Without the pictures, repeat the listing character for character.

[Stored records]

□ □ □ □ □

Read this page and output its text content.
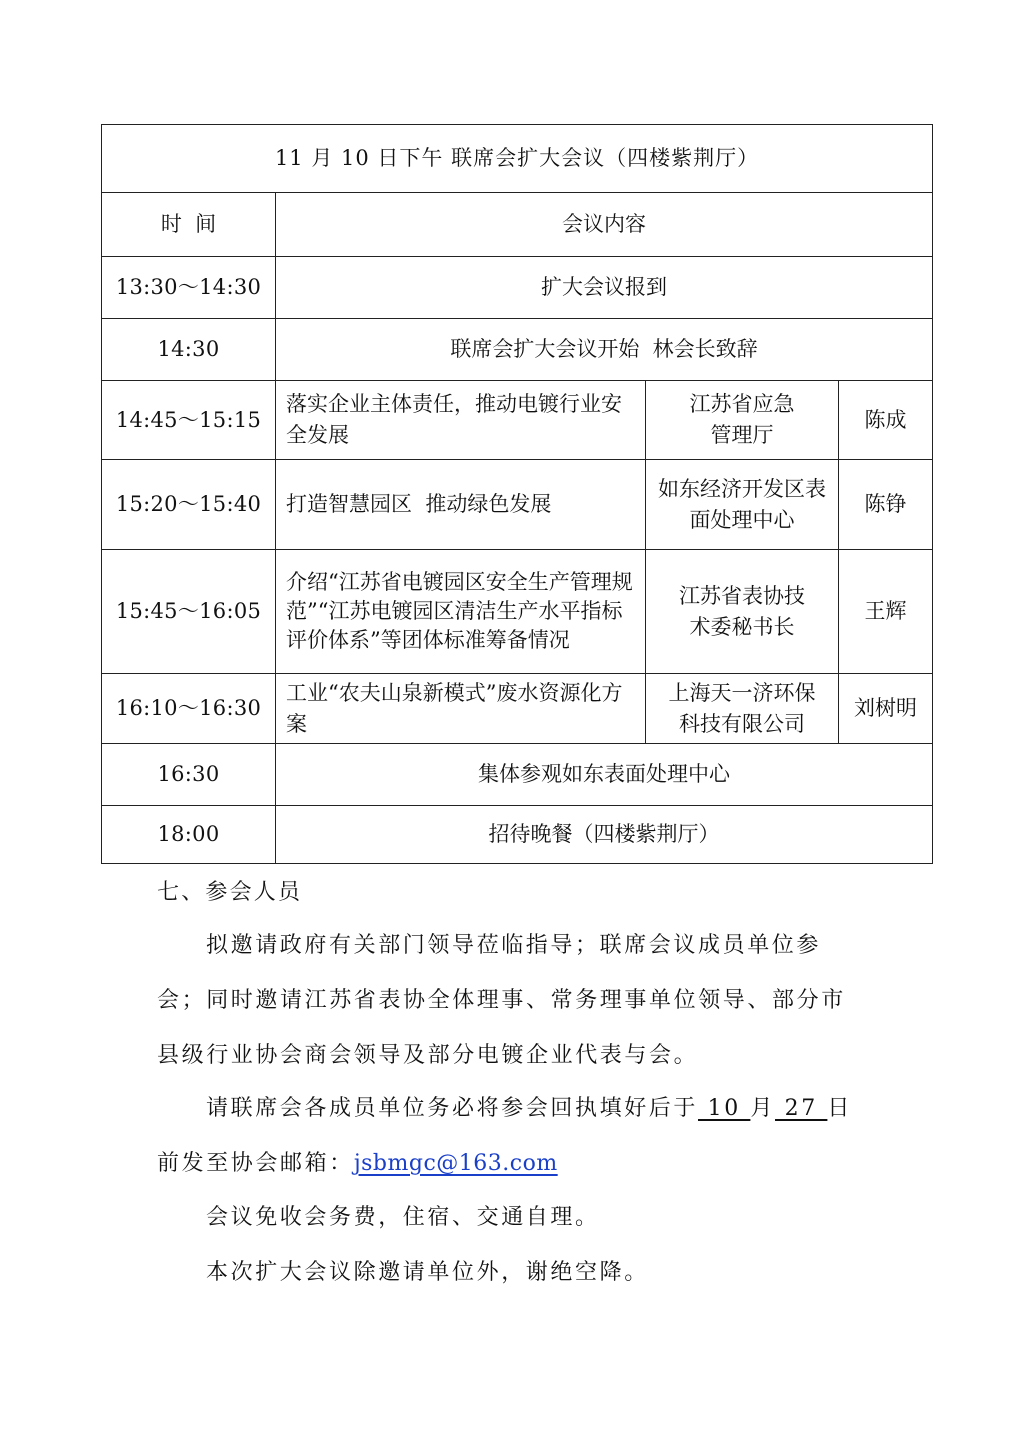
11 月 10 日下午 联席会扩大会议（四楼紫荆厅）			
时  间	会议内容		
13:30～14:30	扩大会议报到		
14:30	联席会扩大会议开始  林会长致辞		
14:45～15:15	落实企业主体责任，推动电镀行业安全发展	江苏省应急管理厅	陈成
15:20～15:40	打造智慧园区  推动绿色发展	如东经济开发区表面处理中心	陈铮
15:45～16:05	介绍“江苏省电镀园区安全生产管理规范”“江苏电镀园区清洁生产水平指标评价体系”等团体标准筹备情况	江苏省表协技术委秘书长	王辉
16:10～16:30	工业“农夫山泉新模式”废水资源化方案	上海天一济环保科技有限公司	刘树明
16:30	集体参观如东表面处理中心		
18:00	招待晚餐（四楼紫荆厅）		
七、参会人员

拟邀请政府有关部门领导莅临指导；联席会议成员单位参会；同时邀请江苏省表协全体理事、常务理事单位领导、部分市县级行业协会商会领导及部分电镀企业代表与会。

请联席会各成员单位务必将参会回执填好后于 10 月 27 日前发至协会邮箱：jsbmgc@163.com

会议免收会务费，住宿、交通自理。

本次扩大会议除邀请单位外，谢绝空降。
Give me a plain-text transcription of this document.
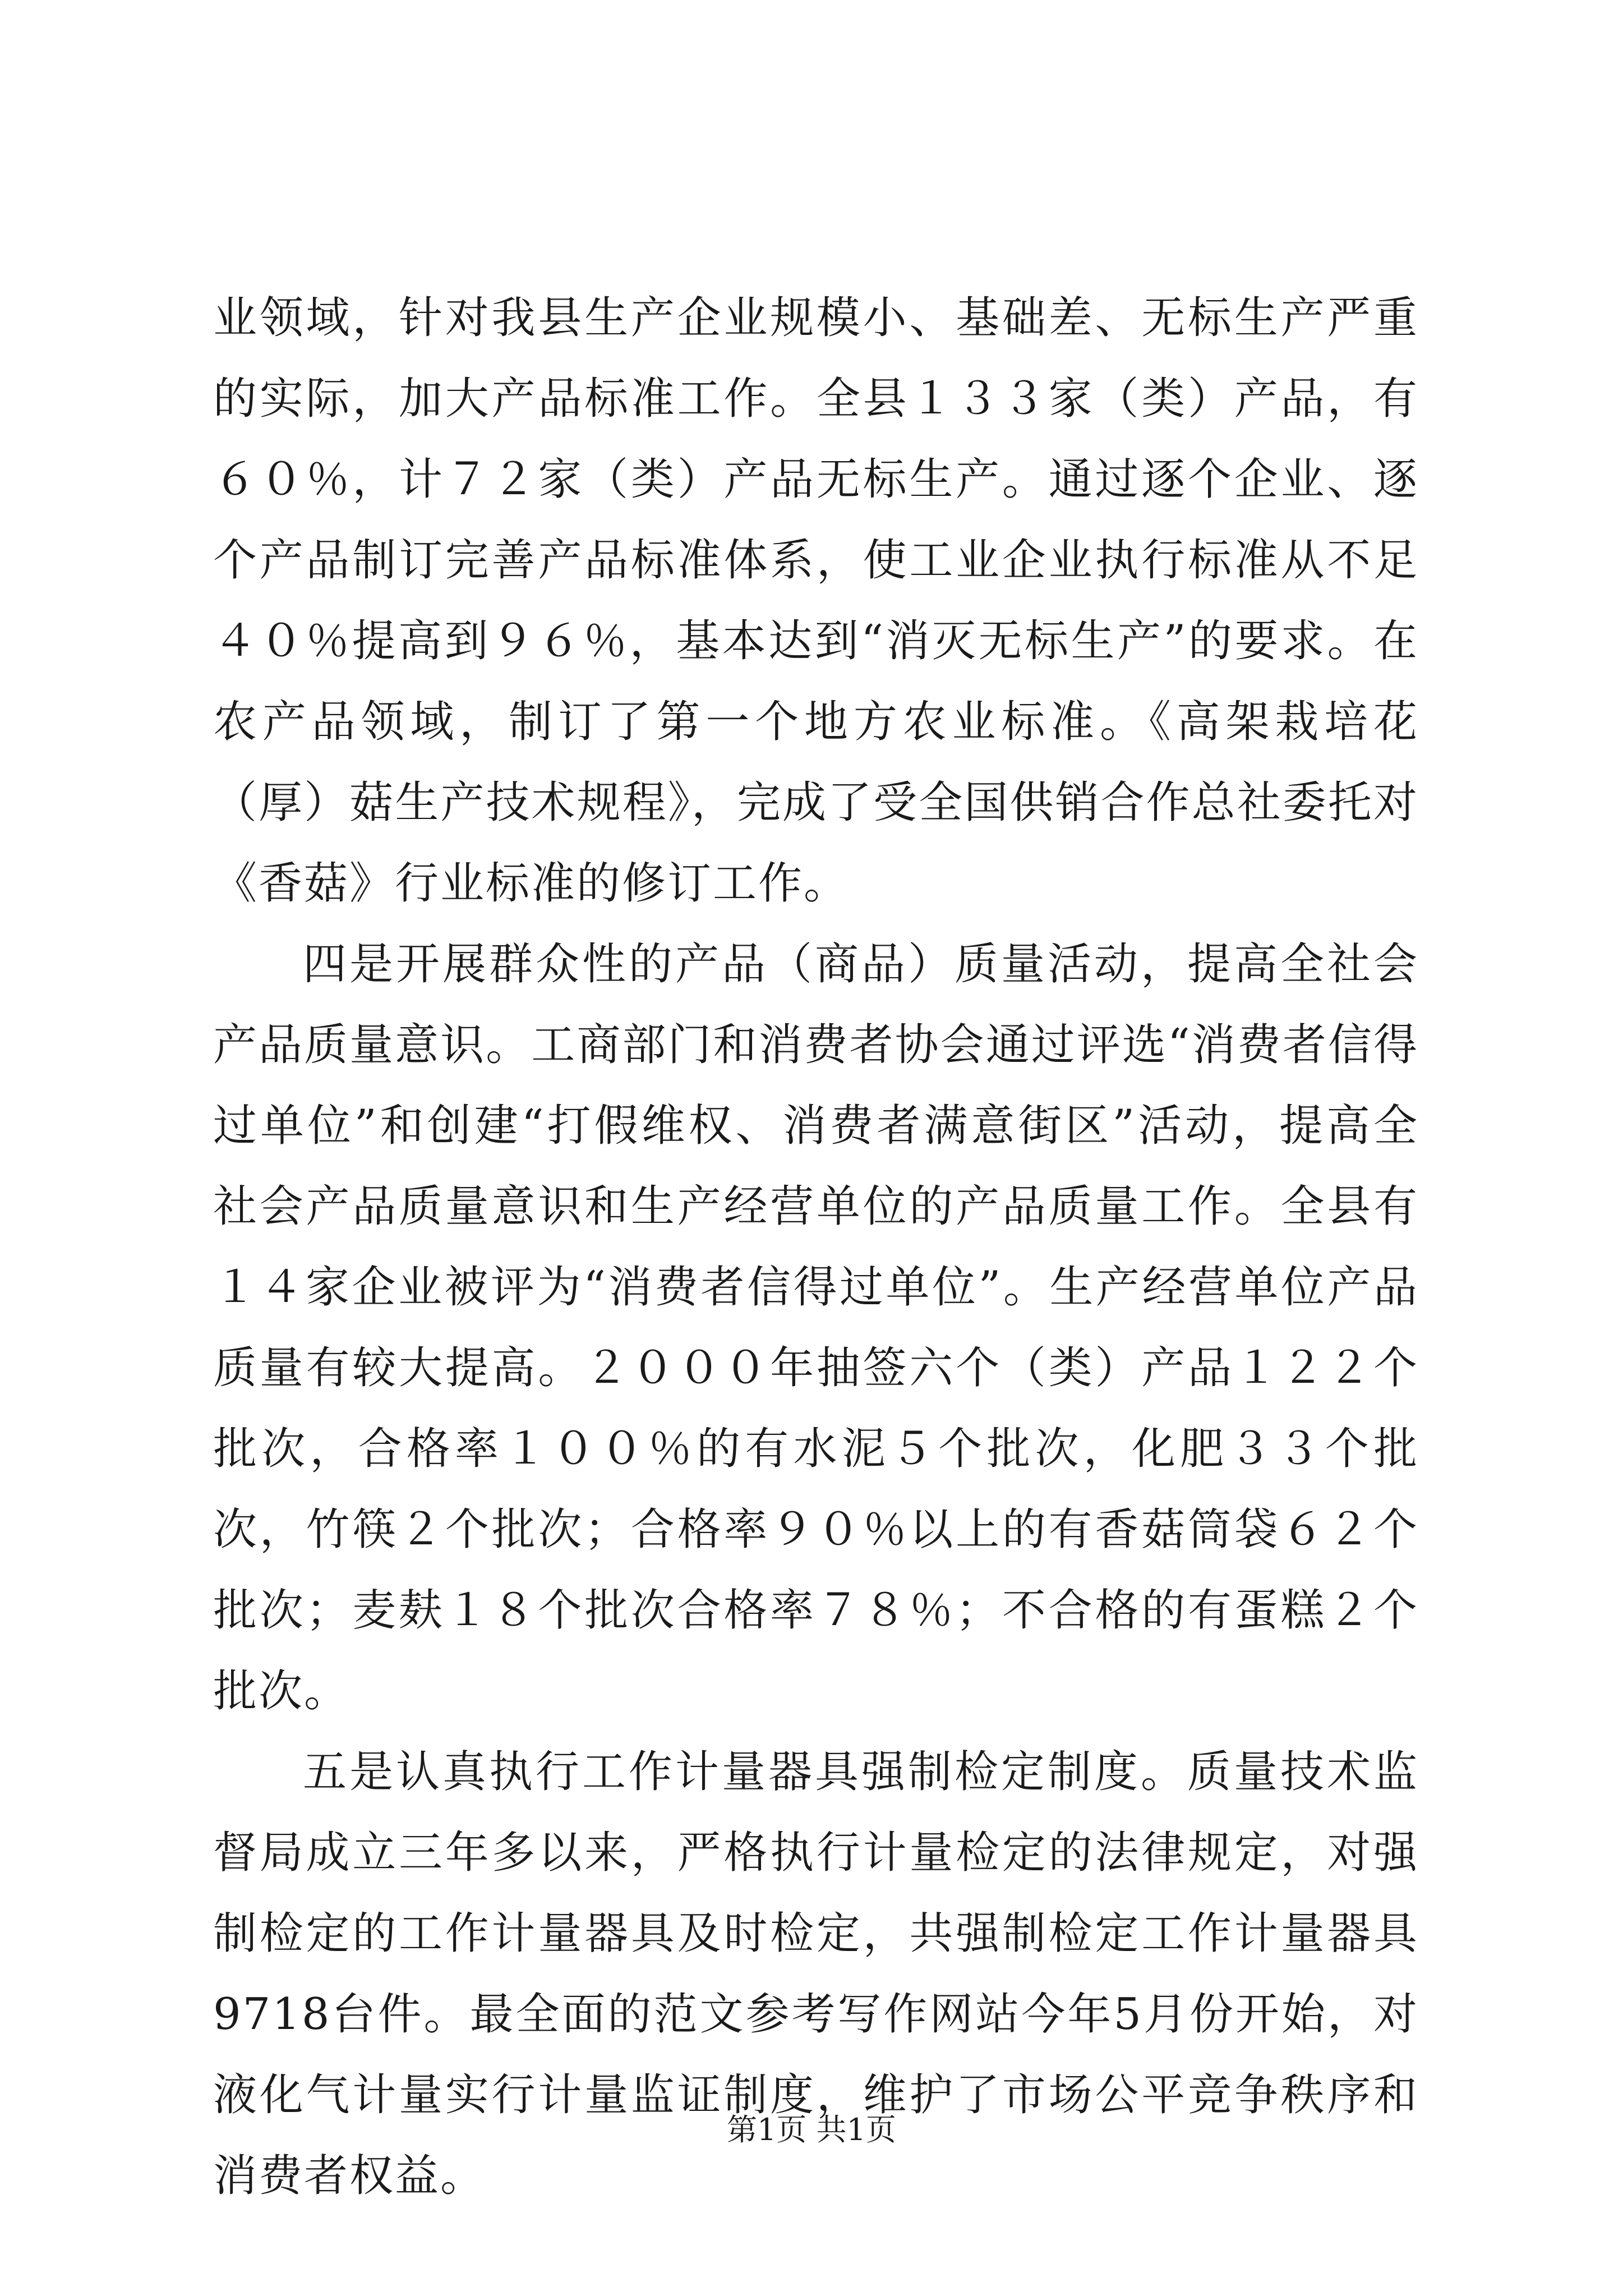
业领域，针对我县生产企业规模小、基础差、无标生产严重的实际，加大产品标准工作。全县１３３家（类）产品，有６０％，计７２家（类）产品无标生产。通过逐个企业、逐个产品制订完善产品标准体系，使工业企业执行标准从不足４０％提高到９６％，基本达到“消灭无标生产”的要求。在农产品领域，制订了第一个地方农业标准。《高架栽培花（厚）菇生产技术规程》，完成了受全国供销合作总社委托对《香菇》行业标准的修订工作。

四是开展群众性的产品（商品）质量活动，提高全社会产品质量意识。工商部门和消费者协会通过评选“消费者信得过单位”和创建“打假维权、消费者满意街区”活动，提高全社会产品质量意识和生产经营单位的产品质量工作。全县有１４家企业被评为“消费者信得过单位”。生产经营单位产品质量有较大提高。２０００年抽签六个（类）产品１２２个批次，合格率１００％的有水泥５个批次，化肥３３个批次，竹筷２个批次；合格率９０％以上的有香菇筒袋６２个批次；麦麸１８个批次合格率７８％；不合格的有蛋糕２个批次。

五是认真执行工作计量器具强制检定制度。质量技术监督局成立三年多以来，严格执行计量检定的法律规定，对强制检定的工作计量器具及时检定，共强制检定工作计量器具9718台件。最全面的范文参考写作网站今年5月份开始，对液化气计量实行计量监证制度，维护了市场公平竞争秩序和消费者权益。

第1页 共1页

□ □ □ □ □

| Reply |
Read this page and output its text content.
11 月 10 日下午 联席会扩大会议（四楼紫荆厅）			
时  间	会议内容		
13:30～14:30	扩大会议报到		
14:30	联席会扩大会议开始  林会长致辞		
14:45～15:15	落实企业主体责任，推动电镀行业安全发展	江苏省应急管理厅	陈成
15:20～15:40	打造智慧园区  推动绿色发展	如东经济开发区表面处理中心	陈铮
15:45～16:05	介绍“江苏省电镀园区安全生产管理规范”“江苏电镀园区清洁生产水平指标评价体系”等团体标准筹备情况	江苏省表协技术委秘书长	王辉
16:10～16:30	工业“农夫山泉新模式”废水资源化方案	上海天一济环保科技有限公司	刘树明
16:30	集体参观如东表面处理中心		
18:00	招待晚餐（四楼紫荆厅）		
七、参会人员

拟邀请政府有关部门领导莅临指导；联席会议成员单位参会；同时邀请江苏省表协全体理事、常务理事单位领导、部分市县级行业协会商会领导及部分电镀企业代表与会。

请联席会各成员单位务必将参会回执填好后于 10 月 27 日前发至协会邮箱：jsbmgc@163.com

会议免收会务费，住宿、交通自理。

本次扩大会议除邀请单位外，谢绝空降。
Give me a plain-text transcription of this document.
业领域，针对我县生产企业规模小、基础差、无标生产严重的实际，加大产品标准工作。全县１３３家（类）产品，有６０％，计７２家（类）产品无标生产。通过逐个企业、逐个产品制订完善产品标准体系，使工业企业执行标准从不足４０％提高到９６％，基本达到“消灭无标生产”的要求。在农产品领域，制订了第一个地方农业标准。《高架栽培花（厚）菇生产技术规程》，完成了受全国供销合作总社委托对《香菇》行业标准的修订工作。

四是开展群众性的产品（商品）质量活动，提高全社会产品质量意识。工商部门和消费者协会通过评选“消费者信得过单位”和创建“打假维权、消费者满意街区”活动，提高全社会产品质量意识和生产经营单位的产品质量工作。全县有１４家企业被评为“消费者信得过单位”。生产经营单位产品质量有较大提高。２０００年抽签六个（类）产品１２２个批次，合格率１００％的有水泥５个批次，化肥３３个批次，竹筷２个批次；合格率９０％以上的有香菇筒袋６２个批次；麦麸１８个批次合格率７８％；不合格的有蛋糕２个批次。

五是认真执行工作计量器具强制检定制度。质量技术监督局成立三年多以来，严格执行计量检定的法律规定，对强制检定的工作计量器具及时检定，共强制检定工作计量器具9718台件。最全面的范文参考写作网站今年5月份开始，对液化气计量实行计量监证制度，维护了市场公平竞争秩序和消费者权益。

第1页 共1页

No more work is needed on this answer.